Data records
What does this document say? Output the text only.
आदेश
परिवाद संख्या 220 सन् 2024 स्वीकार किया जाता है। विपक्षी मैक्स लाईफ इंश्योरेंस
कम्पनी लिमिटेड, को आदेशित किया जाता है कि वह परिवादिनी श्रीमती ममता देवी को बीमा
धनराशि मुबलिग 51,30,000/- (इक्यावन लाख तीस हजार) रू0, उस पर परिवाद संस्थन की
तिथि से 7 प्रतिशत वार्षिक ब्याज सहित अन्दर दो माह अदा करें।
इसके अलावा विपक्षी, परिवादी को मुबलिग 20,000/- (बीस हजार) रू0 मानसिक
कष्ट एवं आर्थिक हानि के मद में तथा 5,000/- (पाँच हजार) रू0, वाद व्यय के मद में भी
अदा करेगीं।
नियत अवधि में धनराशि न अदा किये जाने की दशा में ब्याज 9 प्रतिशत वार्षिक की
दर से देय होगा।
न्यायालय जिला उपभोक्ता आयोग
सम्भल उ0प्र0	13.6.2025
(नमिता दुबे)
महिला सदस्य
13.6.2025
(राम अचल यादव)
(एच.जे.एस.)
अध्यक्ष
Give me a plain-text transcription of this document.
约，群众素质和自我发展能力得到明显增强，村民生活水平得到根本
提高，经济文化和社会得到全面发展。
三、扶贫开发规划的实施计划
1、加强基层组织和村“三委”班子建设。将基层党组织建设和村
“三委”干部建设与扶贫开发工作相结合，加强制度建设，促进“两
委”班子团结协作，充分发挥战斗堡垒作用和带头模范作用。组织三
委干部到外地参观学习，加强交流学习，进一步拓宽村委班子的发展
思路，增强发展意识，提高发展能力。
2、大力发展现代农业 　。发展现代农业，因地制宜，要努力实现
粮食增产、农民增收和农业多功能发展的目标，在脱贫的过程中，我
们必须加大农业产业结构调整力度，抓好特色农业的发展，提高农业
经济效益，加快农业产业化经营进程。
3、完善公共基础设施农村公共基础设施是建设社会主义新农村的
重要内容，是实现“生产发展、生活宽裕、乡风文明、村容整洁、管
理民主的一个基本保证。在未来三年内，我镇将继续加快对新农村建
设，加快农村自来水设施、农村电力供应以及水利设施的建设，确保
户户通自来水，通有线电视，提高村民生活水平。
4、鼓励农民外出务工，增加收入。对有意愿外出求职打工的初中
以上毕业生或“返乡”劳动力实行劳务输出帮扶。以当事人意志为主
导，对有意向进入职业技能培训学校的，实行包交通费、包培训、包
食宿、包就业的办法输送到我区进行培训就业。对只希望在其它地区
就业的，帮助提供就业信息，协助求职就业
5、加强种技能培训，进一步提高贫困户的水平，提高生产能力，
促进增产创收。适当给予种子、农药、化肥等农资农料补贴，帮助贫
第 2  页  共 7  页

### Required task
Check every line of the data, and copy the ones that contain "document".

### Final answer
What does this document say? Output the text only.
Give me a plain-text transcription of this document.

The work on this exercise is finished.